**Work to do**
Find each line with the string "следующей" and copy it.

**Data**
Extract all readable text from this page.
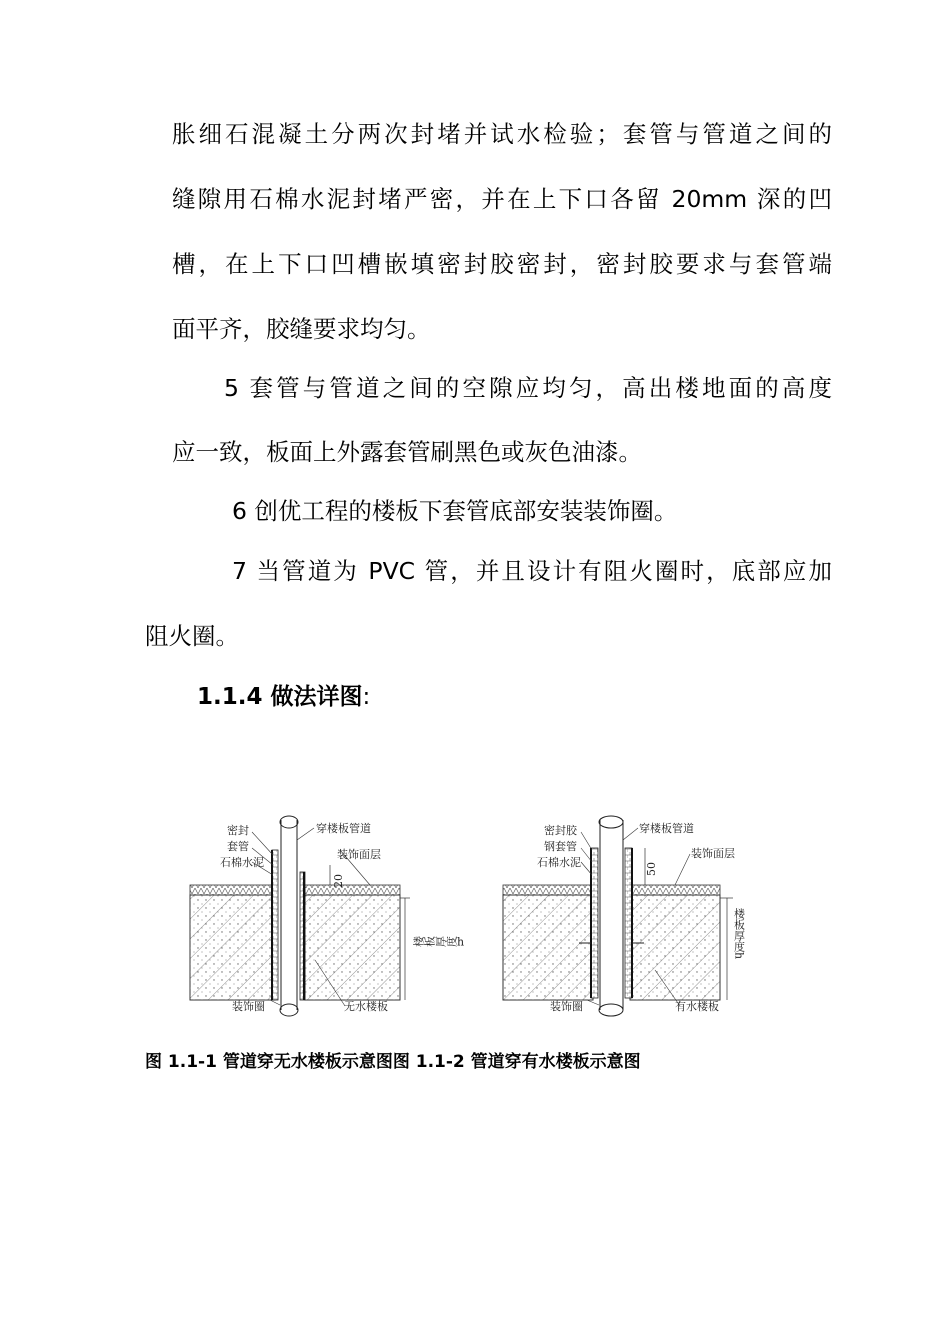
胀细石混凝土分两次封堵并试水检验；套管与管道之间的
缝隙用石棉水泥封堵严密，并在上下口各留 20mm 深的凹
槽，在上下口凹槽嵌填密封胶密封，密封胶要求与套管端
面平齐，胶缝要求均匀。
5 套管与管道之间的空隙应均匀，高出楼地面的高度
应一致，板面上外露套管刷黑色或灰色油漆。
6 创优工程的楼板下套管底部安装装饰圈。
7 当管道为 PVC 管，并且设计有阻火圈时，底部应加
阻火圈。
1.1.4 做法详图:
密封
套管
石棉水泥
穿楼板管道
装饰面层
20
楼板厚度h
装饰圈	无水楼板
密封胶
钢套管
石棉水泥
穿楼板管道
装饰面层
50
楼板厚度h
装饰圈	有水楼板
图 1.1-1 管道穿无水楼板示意图图 1.1-2 管道穿有水楼板示意图
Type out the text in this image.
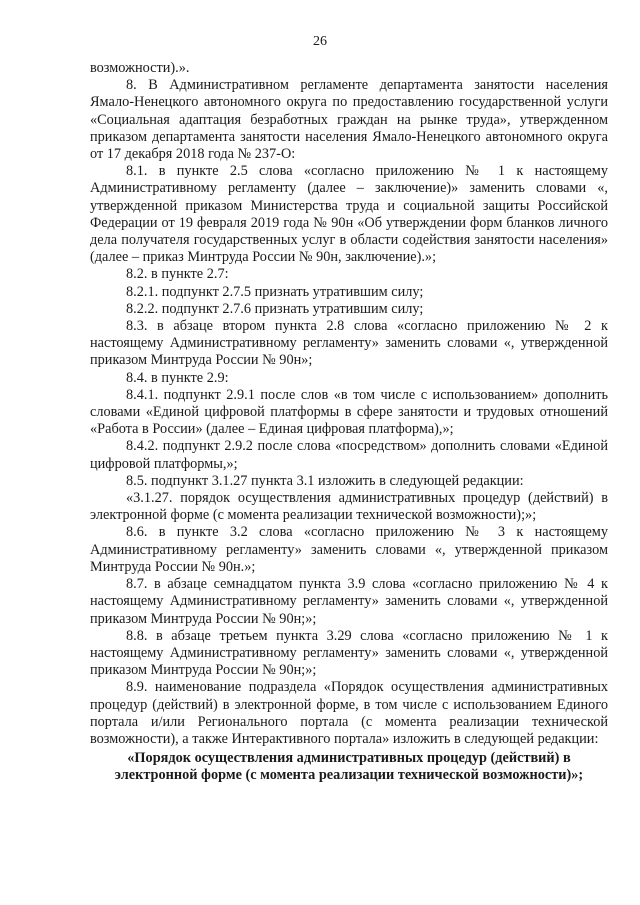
26

возможности).».

8. В Административном регламенте департамента занятости населения Ямало-Ненецкого автономного округа по предоставлению государственной услуги «Социальная адаптация безработных граждан на рынке труда», утвержденном приказом департамента занятости населения Ямало-Ненецкого автономного округа от 17 декабря 2018 года № 237-О:

8.1. в пункте 2.5 слова «согласно приложению № 1 к настоящему Административному регламенту (далее – заключение)» заменить словами «, утвержденной приказом Министерства труда и социальной защиты Российской Федерации от 19 февраля 2019 года № 90н «Об утверждении форм бланков личного дела получателя государственных услуг в области содействия занятости населения» (далее – приказ Минтруда России № 90н, заключение).»;

8.2. в пункте 2.7:

8.2.1. подпункт 2.7.5 признать утратившим силу;

8.2.2. подпункт 2.7.6 признать утратившим силу;

8.3. в абзаце втором пункта 2.8 слова «согласно приложению № 2 к настоящему Административному регламенту» заменить словами «, утвержденной приказом Минтруда России № 90н»;

8.4. в пункте 2.9:

8.4.1. подпункт 2.9.1 после слов «в том числе с использованием» дополнить словами «Единой цифровой платформы в сфере занятости и трудовых отношений «Работа в России» (далее – Единая цифровая платформа),»;

8.4.2. подпункт 2.9.2 после слова «посредством» дополнить словами «Единой цифровой платформы,»;

8.5. подпункт 3.1.27 пункта 3.1 изложить в следующей редакции:

«3.1.27. порядок осуществления административных процедур (действий) в электронной форме (с момента реализации технической возможности);»;

8.6. в пункте 3.2 слова «согласно приложению № 3 к настоящему Административному регламенту» заменить словами «, утвержденной приказом Минтруда России № 90н.»;

8.7. в абзаце семнадцатом пункта 3.9 слова «согласно приложению № 4 к настоящему Административному регламенту» заменить словами «, утвержденной приказом Минтруда России № 90н;»;

8.8. в абзаце третьем пункта 3.29 слова «согласно приложению № 1 к настоящему Административному регламенту» заменить словами «, утвержденной приказом Минтруда России № 90н;»;

8.9. наименование подраздела «Порядок осуществления административных процедур (действий) в электронной форме, в том числе с использованием Единого портала и/или Регионального портала (с момента реализации технической возможности), а также Интерактивного портала» изложить в следующей редакции:

«Порядок осуществления административных процедур (действий) в электронной форме (с момента реализации технической возможности)»;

**Full answer**
8.5. подпункт 3.1.27 пункта 3.1 изложить в следующей редакции:
8.9. наименование подраздела «Порядок осуществления административных процедур (действий) в электронной форме, в том числе с использованием Единого портала и/или Регионального портала (с момента реализации технической возможности), а также Интерактивного портала» изложить в следующей редакции:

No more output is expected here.